Segment Open
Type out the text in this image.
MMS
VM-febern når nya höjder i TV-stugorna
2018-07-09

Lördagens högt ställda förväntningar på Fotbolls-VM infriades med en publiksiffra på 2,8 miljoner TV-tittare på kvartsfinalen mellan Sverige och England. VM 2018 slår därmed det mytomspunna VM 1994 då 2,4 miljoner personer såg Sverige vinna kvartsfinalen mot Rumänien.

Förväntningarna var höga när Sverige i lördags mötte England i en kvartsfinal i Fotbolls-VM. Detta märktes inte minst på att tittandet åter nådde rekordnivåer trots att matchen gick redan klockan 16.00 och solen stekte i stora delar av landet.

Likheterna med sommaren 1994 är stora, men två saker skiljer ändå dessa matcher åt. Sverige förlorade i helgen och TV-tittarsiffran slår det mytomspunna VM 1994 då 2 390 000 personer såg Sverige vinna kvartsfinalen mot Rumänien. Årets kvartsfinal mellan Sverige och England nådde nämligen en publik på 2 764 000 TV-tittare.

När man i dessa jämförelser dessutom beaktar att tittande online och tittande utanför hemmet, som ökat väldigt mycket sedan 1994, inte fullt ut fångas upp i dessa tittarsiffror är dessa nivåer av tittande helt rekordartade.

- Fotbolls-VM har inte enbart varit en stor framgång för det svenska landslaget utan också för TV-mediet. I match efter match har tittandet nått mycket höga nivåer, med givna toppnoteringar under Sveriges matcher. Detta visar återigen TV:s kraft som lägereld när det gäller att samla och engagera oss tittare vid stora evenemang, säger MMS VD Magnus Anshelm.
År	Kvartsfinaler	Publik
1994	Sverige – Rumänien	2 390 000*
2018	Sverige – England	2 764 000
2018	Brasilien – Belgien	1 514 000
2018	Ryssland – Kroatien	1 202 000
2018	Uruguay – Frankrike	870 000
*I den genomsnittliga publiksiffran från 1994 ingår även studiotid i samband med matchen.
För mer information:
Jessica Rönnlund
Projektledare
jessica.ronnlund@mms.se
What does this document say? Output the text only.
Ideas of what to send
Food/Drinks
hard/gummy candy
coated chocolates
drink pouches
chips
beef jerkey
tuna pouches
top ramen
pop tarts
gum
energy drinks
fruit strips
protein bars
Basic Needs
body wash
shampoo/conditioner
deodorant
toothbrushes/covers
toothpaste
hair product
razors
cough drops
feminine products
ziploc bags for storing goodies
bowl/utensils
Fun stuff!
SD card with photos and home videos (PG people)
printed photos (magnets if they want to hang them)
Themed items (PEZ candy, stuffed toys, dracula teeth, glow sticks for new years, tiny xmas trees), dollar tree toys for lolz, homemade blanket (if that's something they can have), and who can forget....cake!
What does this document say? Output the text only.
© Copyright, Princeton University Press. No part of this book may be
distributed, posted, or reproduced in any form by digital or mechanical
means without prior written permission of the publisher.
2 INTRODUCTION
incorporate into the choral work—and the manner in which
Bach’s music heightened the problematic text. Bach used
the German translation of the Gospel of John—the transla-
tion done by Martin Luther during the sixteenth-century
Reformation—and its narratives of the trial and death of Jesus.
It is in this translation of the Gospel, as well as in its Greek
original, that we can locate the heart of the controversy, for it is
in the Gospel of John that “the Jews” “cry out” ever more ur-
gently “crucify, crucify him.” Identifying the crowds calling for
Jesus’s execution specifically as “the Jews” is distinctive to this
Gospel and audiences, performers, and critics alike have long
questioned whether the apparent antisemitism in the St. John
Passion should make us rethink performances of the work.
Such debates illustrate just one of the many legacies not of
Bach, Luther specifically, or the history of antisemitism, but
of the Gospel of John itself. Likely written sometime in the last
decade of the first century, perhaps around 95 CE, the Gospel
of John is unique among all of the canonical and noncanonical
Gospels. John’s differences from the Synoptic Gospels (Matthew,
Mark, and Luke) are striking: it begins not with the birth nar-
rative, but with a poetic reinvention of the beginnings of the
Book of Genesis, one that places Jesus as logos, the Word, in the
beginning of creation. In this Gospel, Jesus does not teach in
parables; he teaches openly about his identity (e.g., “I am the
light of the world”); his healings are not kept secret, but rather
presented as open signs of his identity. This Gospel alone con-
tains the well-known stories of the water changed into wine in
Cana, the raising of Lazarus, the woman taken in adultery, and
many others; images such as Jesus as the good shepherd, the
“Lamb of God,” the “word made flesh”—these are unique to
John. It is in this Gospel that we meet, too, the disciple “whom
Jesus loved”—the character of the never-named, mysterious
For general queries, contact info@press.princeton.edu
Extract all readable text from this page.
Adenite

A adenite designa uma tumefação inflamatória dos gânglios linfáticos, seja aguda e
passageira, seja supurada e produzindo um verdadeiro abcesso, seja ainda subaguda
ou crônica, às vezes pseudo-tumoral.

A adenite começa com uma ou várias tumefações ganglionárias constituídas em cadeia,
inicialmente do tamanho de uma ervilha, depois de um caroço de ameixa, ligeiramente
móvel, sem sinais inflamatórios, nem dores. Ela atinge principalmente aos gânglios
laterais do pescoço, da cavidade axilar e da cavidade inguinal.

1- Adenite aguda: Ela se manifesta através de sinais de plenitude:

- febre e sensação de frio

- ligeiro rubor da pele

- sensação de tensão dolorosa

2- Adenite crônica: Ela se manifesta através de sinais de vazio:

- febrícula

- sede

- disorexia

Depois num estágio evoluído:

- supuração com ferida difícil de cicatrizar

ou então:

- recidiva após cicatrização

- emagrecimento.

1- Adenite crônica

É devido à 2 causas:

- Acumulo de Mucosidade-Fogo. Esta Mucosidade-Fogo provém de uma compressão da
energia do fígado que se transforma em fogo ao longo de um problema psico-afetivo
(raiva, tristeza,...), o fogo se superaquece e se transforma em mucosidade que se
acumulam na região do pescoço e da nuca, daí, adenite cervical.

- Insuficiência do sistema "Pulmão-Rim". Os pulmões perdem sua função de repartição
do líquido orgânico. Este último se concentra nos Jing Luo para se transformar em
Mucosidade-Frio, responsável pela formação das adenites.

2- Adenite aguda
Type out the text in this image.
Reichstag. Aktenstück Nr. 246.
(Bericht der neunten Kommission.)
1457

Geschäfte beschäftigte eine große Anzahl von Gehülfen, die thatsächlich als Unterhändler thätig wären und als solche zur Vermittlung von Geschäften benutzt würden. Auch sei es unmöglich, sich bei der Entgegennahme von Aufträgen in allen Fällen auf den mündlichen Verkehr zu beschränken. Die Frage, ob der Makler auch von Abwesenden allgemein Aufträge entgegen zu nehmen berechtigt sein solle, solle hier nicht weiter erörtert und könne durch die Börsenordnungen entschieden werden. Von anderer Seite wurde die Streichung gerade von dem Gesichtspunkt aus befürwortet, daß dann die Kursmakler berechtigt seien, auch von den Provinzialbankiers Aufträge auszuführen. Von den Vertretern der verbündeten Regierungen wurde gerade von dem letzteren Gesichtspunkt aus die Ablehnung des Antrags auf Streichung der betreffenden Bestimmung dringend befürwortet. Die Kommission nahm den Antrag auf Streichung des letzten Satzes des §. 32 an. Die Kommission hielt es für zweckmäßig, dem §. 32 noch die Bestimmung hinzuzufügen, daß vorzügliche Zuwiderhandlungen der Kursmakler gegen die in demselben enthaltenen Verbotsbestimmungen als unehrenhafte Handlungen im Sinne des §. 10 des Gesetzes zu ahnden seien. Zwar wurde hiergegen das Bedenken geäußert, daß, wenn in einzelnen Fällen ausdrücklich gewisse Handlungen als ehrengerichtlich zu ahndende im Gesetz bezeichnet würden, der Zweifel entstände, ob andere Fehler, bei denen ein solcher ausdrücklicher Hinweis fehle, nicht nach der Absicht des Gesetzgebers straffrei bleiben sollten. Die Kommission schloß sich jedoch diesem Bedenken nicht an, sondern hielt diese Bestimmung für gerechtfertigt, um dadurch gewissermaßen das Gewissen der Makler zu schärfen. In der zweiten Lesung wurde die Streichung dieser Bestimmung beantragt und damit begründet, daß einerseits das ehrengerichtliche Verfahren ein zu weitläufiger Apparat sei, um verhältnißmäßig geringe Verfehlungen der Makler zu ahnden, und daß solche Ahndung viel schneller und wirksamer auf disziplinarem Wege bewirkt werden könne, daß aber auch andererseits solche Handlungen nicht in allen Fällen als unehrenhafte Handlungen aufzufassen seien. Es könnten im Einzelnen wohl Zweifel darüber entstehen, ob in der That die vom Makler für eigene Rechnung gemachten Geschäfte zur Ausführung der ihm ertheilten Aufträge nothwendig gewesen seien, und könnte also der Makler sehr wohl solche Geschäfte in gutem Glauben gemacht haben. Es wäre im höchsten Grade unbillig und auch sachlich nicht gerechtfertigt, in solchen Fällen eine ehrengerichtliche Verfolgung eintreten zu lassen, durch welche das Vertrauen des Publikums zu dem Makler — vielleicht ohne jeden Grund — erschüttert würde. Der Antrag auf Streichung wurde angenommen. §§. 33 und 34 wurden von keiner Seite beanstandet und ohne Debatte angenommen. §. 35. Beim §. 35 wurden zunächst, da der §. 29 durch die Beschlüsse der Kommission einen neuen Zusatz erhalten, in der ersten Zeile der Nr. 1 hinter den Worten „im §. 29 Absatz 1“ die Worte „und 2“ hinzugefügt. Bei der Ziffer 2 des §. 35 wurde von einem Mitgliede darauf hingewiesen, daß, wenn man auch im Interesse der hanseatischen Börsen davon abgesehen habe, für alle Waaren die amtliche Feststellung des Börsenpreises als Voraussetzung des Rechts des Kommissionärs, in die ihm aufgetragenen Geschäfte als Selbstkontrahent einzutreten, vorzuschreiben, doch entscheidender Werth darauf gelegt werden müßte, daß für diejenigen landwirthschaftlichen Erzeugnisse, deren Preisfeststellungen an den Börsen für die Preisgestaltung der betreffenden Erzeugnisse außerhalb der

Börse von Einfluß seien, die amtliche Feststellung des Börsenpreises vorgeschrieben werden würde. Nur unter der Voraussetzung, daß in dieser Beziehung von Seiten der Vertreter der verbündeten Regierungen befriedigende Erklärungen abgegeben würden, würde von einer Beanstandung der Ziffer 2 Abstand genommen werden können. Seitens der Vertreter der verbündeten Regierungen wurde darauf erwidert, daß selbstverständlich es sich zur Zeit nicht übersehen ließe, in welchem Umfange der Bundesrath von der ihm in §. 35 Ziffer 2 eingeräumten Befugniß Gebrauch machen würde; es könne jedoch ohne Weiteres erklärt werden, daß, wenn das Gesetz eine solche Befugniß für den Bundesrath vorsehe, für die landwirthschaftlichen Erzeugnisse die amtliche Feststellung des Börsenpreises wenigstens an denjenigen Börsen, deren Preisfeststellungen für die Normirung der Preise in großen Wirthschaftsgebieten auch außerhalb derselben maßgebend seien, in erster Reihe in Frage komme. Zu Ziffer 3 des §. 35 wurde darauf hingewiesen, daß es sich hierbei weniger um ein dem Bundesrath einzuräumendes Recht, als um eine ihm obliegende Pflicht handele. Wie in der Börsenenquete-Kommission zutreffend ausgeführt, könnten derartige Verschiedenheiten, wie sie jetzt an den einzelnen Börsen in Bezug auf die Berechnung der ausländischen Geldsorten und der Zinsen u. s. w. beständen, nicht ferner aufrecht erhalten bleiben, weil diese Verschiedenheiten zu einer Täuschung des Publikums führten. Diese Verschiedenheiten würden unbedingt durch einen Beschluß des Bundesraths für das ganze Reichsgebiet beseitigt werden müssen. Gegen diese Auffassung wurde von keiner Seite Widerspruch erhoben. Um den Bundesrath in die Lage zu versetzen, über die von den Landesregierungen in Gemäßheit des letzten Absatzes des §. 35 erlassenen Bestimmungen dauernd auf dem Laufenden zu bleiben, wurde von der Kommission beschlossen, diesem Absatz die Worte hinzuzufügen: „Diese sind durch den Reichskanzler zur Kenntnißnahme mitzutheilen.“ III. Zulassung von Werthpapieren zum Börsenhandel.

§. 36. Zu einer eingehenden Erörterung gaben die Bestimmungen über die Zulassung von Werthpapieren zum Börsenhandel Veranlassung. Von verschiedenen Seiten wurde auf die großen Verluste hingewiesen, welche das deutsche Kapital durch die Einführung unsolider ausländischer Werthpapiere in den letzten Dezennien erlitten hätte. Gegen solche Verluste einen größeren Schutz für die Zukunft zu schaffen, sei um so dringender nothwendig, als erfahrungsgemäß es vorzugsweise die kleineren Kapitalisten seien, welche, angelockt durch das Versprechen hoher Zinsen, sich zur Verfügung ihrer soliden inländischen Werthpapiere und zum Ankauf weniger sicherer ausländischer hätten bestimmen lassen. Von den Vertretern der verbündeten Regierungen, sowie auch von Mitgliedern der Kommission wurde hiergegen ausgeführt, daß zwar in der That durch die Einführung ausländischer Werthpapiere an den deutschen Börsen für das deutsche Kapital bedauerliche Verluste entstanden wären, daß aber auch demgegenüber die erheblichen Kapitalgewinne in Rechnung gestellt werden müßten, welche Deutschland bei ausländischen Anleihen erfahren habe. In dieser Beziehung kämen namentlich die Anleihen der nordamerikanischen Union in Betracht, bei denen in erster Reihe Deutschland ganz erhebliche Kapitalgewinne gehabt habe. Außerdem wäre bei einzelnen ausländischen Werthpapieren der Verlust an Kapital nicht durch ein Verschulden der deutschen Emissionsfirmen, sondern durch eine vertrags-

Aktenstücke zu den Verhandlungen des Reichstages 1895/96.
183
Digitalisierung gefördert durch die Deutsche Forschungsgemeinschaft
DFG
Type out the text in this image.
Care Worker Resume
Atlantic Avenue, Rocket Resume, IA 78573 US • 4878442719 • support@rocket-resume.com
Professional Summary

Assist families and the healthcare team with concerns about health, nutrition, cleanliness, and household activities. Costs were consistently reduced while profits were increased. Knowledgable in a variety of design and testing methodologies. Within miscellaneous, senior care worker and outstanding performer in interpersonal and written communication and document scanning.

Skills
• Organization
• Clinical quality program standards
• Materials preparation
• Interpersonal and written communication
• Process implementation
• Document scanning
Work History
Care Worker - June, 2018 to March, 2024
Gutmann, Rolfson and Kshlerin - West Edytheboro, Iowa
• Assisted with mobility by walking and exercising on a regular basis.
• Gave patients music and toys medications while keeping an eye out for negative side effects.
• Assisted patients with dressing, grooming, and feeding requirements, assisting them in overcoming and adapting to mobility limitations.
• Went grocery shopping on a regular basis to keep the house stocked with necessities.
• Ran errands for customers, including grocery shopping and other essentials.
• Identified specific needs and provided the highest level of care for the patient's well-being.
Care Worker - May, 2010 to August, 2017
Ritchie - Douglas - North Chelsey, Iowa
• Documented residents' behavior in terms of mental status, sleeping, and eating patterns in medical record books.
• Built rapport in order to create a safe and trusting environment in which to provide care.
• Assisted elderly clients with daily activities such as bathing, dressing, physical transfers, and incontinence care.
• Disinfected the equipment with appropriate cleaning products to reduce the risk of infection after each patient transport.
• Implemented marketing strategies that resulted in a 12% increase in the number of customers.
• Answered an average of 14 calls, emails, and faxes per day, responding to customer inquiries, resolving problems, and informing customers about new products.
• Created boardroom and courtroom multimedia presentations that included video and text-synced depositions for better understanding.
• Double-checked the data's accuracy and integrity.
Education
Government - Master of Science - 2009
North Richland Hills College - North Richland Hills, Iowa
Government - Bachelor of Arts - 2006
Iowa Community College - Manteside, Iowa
Segment Closed
**Required work:**
Going through the listing above, copy out every line that has the string "patients".

**Written answer:**
• Gave patients music and toys medications while keeping an eye out for negative side effects.
• Assisted patients with dressing, grooming, and feeding requirements, assisting them in overcoming and adapting to mobility limitations.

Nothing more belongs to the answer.